### Instructions to follow
Wherever the string "this" appears, copy the whole line.

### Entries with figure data
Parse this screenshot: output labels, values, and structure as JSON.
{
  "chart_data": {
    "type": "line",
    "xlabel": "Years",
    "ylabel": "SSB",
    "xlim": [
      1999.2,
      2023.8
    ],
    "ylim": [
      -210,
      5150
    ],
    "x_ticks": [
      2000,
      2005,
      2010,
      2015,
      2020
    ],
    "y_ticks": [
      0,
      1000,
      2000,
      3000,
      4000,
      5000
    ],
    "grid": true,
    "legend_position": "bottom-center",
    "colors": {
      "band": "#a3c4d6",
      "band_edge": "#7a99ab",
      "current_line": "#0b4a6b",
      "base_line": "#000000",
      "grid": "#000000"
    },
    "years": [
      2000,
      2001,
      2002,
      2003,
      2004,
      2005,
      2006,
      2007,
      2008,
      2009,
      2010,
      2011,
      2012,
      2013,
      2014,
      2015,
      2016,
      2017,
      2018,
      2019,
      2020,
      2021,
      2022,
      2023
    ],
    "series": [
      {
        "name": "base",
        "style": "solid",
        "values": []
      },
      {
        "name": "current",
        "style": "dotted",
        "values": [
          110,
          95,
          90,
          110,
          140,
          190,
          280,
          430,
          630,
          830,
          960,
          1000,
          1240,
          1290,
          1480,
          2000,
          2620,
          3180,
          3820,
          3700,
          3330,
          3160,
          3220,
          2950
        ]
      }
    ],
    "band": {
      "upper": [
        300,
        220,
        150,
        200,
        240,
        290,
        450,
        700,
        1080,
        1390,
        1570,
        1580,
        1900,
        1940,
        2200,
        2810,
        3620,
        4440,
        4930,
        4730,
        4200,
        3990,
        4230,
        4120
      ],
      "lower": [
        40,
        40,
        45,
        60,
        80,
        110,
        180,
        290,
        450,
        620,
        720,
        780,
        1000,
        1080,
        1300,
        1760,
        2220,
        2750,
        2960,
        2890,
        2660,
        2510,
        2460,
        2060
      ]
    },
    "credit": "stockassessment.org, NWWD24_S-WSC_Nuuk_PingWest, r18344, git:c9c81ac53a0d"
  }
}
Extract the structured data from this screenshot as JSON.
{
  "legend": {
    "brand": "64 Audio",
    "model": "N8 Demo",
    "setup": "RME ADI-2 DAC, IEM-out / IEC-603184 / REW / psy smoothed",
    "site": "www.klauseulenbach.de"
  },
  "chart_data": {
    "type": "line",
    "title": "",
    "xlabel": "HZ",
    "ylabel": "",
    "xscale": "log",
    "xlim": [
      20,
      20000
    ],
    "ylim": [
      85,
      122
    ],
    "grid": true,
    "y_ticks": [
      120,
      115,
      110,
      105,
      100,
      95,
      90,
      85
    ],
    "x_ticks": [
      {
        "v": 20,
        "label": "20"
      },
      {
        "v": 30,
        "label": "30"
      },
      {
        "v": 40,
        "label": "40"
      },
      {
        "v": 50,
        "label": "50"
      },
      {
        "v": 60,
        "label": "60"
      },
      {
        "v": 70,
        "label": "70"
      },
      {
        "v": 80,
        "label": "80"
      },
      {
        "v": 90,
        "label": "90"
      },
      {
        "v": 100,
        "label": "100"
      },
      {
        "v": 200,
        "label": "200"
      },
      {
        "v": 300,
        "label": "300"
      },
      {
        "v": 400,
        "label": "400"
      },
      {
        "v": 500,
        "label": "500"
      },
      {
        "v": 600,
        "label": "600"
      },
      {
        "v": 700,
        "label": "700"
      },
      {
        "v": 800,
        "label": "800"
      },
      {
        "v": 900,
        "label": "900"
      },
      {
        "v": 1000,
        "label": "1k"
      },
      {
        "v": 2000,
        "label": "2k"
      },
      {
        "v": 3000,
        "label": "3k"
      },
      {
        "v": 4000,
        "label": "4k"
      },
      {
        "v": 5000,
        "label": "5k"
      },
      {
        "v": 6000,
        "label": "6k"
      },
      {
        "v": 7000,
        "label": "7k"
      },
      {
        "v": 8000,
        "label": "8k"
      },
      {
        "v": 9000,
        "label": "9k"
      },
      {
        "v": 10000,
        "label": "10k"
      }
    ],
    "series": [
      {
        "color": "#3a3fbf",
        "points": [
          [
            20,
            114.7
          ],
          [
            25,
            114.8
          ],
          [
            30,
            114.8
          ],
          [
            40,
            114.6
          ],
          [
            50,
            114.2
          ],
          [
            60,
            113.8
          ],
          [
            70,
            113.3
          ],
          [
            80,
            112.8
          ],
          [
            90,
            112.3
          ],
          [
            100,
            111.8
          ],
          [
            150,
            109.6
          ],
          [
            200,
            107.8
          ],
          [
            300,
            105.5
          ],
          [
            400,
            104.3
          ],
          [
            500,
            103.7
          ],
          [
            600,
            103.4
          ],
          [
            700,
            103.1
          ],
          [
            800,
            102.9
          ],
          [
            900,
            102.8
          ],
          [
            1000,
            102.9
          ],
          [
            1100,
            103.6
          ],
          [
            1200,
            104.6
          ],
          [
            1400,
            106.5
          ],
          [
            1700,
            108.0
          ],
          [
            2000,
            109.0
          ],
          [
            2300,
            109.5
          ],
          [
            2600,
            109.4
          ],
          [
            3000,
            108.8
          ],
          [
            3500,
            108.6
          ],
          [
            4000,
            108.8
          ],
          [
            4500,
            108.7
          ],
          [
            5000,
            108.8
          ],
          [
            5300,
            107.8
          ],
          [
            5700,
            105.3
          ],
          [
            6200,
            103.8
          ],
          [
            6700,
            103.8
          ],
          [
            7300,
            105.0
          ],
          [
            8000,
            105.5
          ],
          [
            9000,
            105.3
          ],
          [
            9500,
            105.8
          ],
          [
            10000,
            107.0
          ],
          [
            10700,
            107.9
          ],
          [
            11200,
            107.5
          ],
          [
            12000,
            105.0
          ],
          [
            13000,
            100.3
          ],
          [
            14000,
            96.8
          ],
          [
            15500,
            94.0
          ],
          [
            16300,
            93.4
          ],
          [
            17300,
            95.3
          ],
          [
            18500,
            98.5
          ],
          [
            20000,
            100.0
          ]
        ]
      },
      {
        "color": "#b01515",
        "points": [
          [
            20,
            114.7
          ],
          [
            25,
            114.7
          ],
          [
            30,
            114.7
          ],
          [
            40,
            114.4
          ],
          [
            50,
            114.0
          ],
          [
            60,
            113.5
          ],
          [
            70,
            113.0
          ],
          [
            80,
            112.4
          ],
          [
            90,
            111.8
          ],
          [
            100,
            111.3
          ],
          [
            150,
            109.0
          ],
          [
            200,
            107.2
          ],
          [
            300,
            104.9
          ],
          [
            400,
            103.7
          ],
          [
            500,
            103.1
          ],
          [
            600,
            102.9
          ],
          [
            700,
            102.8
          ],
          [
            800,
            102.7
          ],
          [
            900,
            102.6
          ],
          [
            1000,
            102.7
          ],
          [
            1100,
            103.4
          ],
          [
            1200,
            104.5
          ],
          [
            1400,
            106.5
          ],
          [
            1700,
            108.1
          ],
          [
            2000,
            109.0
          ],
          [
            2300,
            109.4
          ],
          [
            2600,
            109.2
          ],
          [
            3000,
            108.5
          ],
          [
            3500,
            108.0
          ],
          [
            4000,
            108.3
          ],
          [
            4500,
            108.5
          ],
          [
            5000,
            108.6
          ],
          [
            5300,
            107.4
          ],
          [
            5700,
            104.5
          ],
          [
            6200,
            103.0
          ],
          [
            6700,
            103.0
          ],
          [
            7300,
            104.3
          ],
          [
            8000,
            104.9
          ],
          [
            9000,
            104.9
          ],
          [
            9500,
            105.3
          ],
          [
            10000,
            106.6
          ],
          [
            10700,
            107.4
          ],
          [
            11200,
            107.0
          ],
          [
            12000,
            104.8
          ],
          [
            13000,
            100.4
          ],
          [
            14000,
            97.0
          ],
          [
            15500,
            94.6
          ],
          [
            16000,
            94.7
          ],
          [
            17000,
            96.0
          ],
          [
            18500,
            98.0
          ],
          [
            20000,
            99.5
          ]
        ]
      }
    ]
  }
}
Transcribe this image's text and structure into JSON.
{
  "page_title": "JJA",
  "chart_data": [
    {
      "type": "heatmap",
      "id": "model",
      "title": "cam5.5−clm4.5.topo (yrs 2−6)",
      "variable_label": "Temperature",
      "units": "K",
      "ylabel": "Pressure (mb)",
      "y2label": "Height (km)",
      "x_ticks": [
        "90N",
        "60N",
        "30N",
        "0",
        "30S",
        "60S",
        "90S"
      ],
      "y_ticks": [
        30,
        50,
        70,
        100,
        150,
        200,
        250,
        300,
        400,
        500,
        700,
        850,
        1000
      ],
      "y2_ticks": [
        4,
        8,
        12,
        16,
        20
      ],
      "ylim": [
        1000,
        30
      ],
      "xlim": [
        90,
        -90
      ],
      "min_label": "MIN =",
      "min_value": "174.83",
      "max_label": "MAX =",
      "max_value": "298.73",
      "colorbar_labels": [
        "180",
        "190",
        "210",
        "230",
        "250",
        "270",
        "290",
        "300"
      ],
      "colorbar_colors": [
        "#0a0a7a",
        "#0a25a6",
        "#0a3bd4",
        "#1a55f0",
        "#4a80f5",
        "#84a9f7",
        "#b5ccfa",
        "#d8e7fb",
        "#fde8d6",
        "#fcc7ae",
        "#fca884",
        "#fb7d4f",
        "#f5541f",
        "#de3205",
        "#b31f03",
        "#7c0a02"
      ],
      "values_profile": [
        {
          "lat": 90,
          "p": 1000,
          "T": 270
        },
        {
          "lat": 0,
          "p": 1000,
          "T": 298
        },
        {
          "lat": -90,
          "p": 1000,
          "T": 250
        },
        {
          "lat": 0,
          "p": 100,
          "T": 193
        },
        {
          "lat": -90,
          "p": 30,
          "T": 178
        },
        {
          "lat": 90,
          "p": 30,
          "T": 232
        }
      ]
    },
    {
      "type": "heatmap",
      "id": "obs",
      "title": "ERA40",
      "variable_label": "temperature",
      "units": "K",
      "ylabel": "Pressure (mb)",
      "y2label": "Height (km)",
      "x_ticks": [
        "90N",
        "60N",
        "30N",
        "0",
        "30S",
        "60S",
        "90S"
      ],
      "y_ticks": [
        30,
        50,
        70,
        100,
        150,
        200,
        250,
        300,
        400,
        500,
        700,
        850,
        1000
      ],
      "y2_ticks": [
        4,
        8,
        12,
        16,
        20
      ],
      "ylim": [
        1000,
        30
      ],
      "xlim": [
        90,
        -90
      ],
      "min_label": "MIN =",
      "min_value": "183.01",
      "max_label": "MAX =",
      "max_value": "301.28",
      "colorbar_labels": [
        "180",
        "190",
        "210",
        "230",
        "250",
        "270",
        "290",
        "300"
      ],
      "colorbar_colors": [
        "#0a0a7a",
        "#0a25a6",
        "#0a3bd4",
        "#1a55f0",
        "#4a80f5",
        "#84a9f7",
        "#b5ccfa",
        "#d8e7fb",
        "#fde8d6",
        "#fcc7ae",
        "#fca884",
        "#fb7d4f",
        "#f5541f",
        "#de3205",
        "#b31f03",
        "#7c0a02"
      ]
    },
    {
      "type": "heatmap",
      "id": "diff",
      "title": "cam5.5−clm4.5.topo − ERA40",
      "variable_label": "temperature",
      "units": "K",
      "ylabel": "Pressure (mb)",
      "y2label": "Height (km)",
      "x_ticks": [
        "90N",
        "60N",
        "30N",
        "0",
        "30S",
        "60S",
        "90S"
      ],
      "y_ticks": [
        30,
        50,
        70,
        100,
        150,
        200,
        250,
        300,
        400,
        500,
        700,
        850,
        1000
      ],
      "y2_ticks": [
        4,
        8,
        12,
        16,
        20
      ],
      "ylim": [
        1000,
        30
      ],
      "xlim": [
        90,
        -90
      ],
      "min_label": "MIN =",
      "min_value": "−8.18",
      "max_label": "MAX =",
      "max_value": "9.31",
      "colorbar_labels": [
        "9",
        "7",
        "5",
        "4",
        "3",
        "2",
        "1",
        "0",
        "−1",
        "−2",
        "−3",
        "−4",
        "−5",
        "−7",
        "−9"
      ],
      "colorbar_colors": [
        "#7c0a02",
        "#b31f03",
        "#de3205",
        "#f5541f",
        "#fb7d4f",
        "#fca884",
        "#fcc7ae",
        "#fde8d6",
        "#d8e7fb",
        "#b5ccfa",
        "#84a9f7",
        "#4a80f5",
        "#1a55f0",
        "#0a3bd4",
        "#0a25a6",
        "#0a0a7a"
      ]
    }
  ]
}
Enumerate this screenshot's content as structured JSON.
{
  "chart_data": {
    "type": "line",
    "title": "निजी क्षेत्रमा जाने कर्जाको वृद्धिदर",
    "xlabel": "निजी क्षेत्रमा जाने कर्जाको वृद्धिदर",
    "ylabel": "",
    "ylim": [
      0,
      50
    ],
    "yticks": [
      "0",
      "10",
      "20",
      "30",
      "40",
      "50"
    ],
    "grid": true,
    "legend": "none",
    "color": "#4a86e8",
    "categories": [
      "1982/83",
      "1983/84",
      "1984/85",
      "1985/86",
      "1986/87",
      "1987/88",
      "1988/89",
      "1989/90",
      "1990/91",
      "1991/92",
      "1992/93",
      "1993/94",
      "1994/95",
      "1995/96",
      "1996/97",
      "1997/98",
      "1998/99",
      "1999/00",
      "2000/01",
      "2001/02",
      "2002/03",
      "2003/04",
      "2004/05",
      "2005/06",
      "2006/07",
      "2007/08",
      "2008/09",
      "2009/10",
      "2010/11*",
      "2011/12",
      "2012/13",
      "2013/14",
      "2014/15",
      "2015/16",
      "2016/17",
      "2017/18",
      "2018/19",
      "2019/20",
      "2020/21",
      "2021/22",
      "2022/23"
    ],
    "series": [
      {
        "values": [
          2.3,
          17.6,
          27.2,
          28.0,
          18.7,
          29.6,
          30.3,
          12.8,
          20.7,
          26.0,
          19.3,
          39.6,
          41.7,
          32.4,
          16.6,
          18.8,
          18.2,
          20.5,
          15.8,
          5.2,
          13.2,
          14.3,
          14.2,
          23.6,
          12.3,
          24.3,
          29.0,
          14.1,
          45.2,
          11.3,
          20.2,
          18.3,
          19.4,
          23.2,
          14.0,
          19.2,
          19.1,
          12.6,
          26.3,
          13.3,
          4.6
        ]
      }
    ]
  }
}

### The solution
Parse this screenshot: output labels, values, and structure as JSON.
Extract the structured data from this screenshot as JSON.
Transcribe this image's text and structure into JSON.
Enumerate this screenshot's content as structured JSON.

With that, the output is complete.